Start EXTRACTED INFORMATION

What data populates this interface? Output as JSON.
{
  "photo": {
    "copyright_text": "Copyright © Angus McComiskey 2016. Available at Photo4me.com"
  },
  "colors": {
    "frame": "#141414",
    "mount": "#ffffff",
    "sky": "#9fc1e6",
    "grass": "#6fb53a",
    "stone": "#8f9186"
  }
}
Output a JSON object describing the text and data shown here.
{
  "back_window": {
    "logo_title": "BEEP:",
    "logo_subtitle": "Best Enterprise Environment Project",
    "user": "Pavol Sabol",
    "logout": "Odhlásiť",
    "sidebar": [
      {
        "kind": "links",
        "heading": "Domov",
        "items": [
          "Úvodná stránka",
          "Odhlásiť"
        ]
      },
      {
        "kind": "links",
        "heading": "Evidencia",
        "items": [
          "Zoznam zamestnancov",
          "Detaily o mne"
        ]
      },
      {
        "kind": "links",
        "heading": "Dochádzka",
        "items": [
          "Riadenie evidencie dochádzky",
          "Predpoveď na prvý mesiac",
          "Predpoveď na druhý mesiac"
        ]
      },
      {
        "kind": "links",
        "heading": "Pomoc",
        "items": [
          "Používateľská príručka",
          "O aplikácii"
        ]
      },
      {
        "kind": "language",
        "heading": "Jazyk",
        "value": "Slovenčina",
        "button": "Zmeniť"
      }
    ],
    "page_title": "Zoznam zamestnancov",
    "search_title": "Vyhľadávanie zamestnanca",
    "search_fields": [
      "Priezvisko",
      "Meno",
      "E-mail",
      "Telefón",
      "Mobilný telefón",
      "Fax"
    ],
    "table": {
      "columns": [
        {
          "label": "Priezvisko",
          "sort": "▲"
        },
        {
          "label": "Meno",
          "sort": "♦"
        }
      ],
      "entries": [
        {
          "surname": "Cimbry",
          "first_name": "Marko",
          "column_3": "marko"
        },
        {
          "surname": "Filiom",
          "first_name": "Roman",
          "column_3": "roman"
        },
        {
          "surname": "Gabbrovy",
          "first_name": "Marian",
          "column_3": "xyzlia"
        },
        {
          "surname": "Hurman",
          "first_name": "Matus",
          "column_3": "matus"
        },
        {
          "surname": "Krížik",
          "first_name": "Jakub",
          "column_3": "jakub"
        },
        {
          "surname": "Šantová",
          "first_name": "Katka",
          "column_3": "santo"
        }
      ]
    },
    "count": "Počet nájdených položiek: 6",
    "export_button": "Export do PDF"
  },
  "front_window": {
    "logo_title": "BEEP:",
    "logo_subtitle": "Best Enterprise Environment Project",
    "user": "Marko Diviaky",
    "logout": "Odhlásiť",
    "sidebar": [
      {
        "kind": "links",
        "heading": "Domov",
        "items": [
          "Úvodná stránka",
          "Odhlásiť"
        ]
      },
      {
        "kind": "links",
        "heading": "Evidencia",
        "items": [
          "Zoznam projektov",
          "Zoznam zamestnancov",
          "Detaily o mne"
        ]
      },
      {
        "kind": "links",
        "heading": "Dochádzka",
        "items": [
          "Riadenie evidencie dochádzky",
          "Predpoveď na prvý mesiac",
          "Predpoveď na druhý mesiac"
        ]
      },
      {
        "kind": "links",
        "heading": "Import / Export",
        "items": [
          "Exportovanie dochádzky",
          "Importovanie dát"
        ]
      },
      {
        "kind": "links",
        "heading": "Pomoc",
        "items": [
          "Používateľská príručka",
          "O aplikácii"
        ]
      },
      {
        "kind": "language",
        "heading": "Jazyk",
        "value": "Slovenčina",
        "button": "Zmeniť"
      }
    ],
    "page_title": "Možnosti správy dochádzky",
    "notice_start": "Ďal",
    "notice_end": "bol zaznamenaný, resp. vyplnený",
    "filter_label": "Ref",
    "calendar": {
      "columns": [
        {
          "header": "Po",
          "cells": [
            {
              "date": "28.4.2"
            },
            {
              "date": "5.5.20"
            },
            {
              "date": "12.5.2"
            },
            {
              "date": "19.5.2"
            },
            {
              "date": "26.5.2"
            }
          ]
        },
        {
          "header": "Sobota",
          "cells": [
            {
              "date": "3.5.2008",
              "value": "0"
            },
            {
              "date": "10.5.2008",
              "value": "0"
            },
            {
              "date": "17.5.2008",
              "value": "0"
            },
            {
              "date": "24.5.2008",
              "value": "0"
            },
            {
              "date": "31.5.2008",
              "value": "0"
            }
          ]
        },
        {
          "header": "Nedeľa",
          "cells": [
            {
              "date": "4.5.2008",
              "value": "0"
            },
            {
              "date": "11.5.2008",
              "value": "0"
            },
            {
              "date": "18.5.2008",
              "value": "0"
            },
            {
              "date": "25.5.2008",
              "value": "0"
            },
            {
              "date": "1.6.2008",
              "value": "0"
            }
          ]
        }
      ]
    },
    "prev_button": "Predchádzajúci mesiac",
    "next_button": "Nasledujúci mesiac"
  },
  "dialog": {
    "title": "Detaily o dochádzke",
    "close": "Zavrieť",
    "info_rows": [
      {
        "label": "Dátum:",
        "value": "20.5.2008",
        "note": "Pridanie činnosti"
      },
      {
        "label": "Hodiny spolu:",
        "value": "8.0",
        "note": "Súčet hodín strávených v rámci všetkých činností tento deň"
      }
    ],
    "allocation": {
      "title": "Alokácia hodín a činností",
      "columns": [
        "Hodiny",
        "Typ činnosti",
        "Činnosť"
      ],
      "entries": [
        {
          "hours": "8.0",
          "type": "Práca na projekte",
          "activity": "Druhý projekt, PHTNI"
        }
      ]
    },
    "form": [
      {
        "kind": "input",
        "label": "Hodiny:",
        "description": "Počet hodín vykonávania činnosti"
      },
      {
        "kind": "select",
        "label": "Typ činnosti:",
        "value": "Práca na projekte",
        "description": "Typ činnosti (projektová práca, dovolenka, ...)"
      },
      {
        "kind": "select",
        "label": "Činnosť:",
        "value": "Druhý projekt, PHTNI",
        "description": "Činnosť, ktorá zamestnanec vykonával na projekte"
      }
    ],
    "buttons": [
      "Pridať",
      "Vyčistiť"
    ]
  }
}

End EXTRACTED INFORMATION

EXERCISE DESCRIPTION: Copy out all of the records above with nothing altered.

WRITTEN ANSWER:
What data populates this interface? Output as JSON.
{
  "photo": {
    "copyright_text": "Copyright © Angus McComiskey 2016. Available at Photo4me.com"
  },
  "colors": {
    "frame": "#141414",
    "mount": "#ffffff",
    "sky": "#9fc1e6",
    "grass": "#6fb53a",
    "stone": "#8f9186"
  }
}
Output a JSON object describing the text and data shown here.
{
  "back_window": {
    "logo_title": "BEEP:",
    "logo_subtitle": "Best Enterprise Environment Project",
    "user": "Pavol Sabol",
    "logout": "Odhlásiť",
    "sidebar": [
      {
        "kind": "links",
        "heading": "Domov",
        "items": [
          "Úvodná stránka",
          "Odhlásiť"
        ]
      },
      {
        "kind": "links",
        "heading": "Evidencia",
        "items": [
          "Zoznam zamestnancov",
          "Detaily o mne"
        ]
      },
      {
        "kind": "links",
        "heading": "Dochádzka",
        "items": [
          "Riadenie evidencie dochádzky",
          "Predpoveď na prvý mesiac",
          "Predpoveď na druhý mesiac"
        ]
      },
      {
        "kind": "links",
        "heading": "Pomoc",
        "items": [
          "Používateľská príručka",
          "O aplikácii"
        ]
      },
      {
        "kind": "language",
        "heading": "Jazyk",
        "value": "Slovenčina",
        "button": "Zmeniť"
      }
    ],
    "page_title": "Zoznam zamestnancov",
    "search_title": "Vyhľadávanie zamestnanca",
    "search_fields": [
      "Priezvisko",
      "Meno",
      "E-mail",
      "Telefón",
      "Mobilný telefón",
      "Fax"
    ],
    "table": {
      "columns": [
        {
          "label": "Priezvisko",
          "sort": "▲"
        },
        {
          "label": "Meno",
          "sort": "♦"
        }
      ],
      "entries": [
        {
          "surname": "Cimbry",
          "first_name": "Marko",
          "column_3": "marko"
        },
        {
          "surname": "Filiom",
          "first_name": "Roman",
          "column_3": "roman"
        },
        {
          "surname": "Gabbrovy",
          "first_name": "Marian",
          "column_3": "xyzlia"
        },
        {
          "surname": "Hurman",
          "first_name": "Matus",
          "column_3": "matus"
        },
        {
          "surname": "Krížik",
          "first_name": "Jakub",
          "column_3": "jakub"
        },
        {
          "surname": "Šantová",
          "first_name": "Katka",
          "column_3": "santo"
        }
      ]
    },
    "count": "Počet nájdených položiek: 6",
    "export_button": "Export do PDF"
  },
  "front_window": {
    "logo_title": "BEEP:",
    "logo_subtitle": "Best Enterprise Environment Project",
    "user": "Marko Diviaky",
    "logout": "Odhlásiť",
    "sidebar": [
      {
        "kind": "links",
        "heading": "Domov",
        "items": [
          "Úvodná stránka",
          "Odhlásiť"
        ]
      },
      {
        "kind": "links",
        "heading": "Evidencia",
        "items": [
          "Zoznam projektov",
          "Zoznam zamestnancov",
          "Detaily o mne"
        ]
      },
      {
        "kind": "links",
        "heading": "Dochádzka",
        "items": [
          "Riadenie evidencie dochádzky",
          "Predpoveď na prvý mesiac",
          "Predpoveď na druhý mesiac"
        ]
      },
      {
        "kind": "links",
        "heading": "Import / Export",
        "items": [
          "Exportovanie dochádzky",
          "Importovanie dát"
        ]
      },
      {
        "kind": "links",
        "heading": "Pomoc",
        "items": [
          "Používateľská príručka",
          "O aplikácii"
        ]
      },
      {
        "kind": "language",
        "heading": "Jazyk",
        "value": "Slovenčina",
        "button": "Zmeniť"
      }
    ],
    "page_title": "Možnosti správy dochádzky",
    "notice_start": "Ďal",
    "notice_end": "bol zaznamenaný, resp. vyplnený",
    "filter_label": "Ref",
    "calendar": {
      "columns": [
        {
          "header": "Po",
          "cells": [
            {
              "date": "28.4.2"
            },
            {
              "date": "5.5.20"
            },
            {
              "date": "12.5.2"
            },
            {
              "date": "19.5.2"
            },
            {
              "date": "26.5.2"
            }
          ]
        },
        {
          "header": "Sobota",
          "cells": [
            {
              "date": "3.5.2008",
              "value": "0"
            },
            {
              "date": "10.5.2008",
              "value": "0"
            },
            {
              "date": "17.5.2008",
              "value": "0"
            },
            {
              "date": "24.5.2008",
              "value": "0"
            },
            {
              "date": "31.5.2008",
              "value": "0"
            }
          ]
        },
        {
          "header": "Nedeľa",
          "cells": [
            {
              "date": "4.5.2008",
              "value": "0"
            },
            {
              "date": "11.5.2008",
              "value": "0"
            },
            {
              "date": "18.5.2008",
              "value": "0"
            },
            {
              "date": "25.5.2008",
              "value": "0"
            },
            {
              "date": "1.6.2008",
              "value": "0"
            }
          ]
        }
      ]
    },
    "prev_button": "Predchádzajúci mesiac",
    "next_button": "Nasledujúci mesiac"
  },
  "dialog": {
    "title": "Detaily o dochádzke",
    "close": "Zavrieť",
    "info_rows": [
      {
        "label": "Dátum:",
        "value": "20.5.2008",
        "note": "Pridanie činnosti"
      },
      {
        "label": "Hodiny spolu:",
        "value": "8.0",
        "note": "Súčet hodín strávených v rámci všetkých činností tento deň"
      }
    ],
    "allocation": {
      "title": "Alokácia hodín a činností",
      "columns": [
        "Hodiny",
        "Typ činnosti",
        "Činnosť"
      ],
      "entries": [
        {
          "hours": "8.0",
          "type": "Práca na projekte",
          "activity": "Druhý projekt, PHTNI"
        }
      ]
    },
    "form": [
      {
        "kind": "input",
        "label": "Hodiny:",
        "description": "Počet hodín vykonávania činnosti"
      },
      {
        "kind": "select",
        "label": "Typ činnosti:",
        "value": "Práca na projekte",
        "description": "Typ činnosti (projektová práca, dovolenka, ...)"
      },
      {
        "kind": "select",
        "label": "Činnosť:",
        "value": "Druhý projekt, PHTNI",
        "description": "Činnosť, ktorá zamestnanec vykonával na projekte"
      }
    ],
    "buttons": [
      "Pridať",
      "Vyčistiť"
    ]
  }
}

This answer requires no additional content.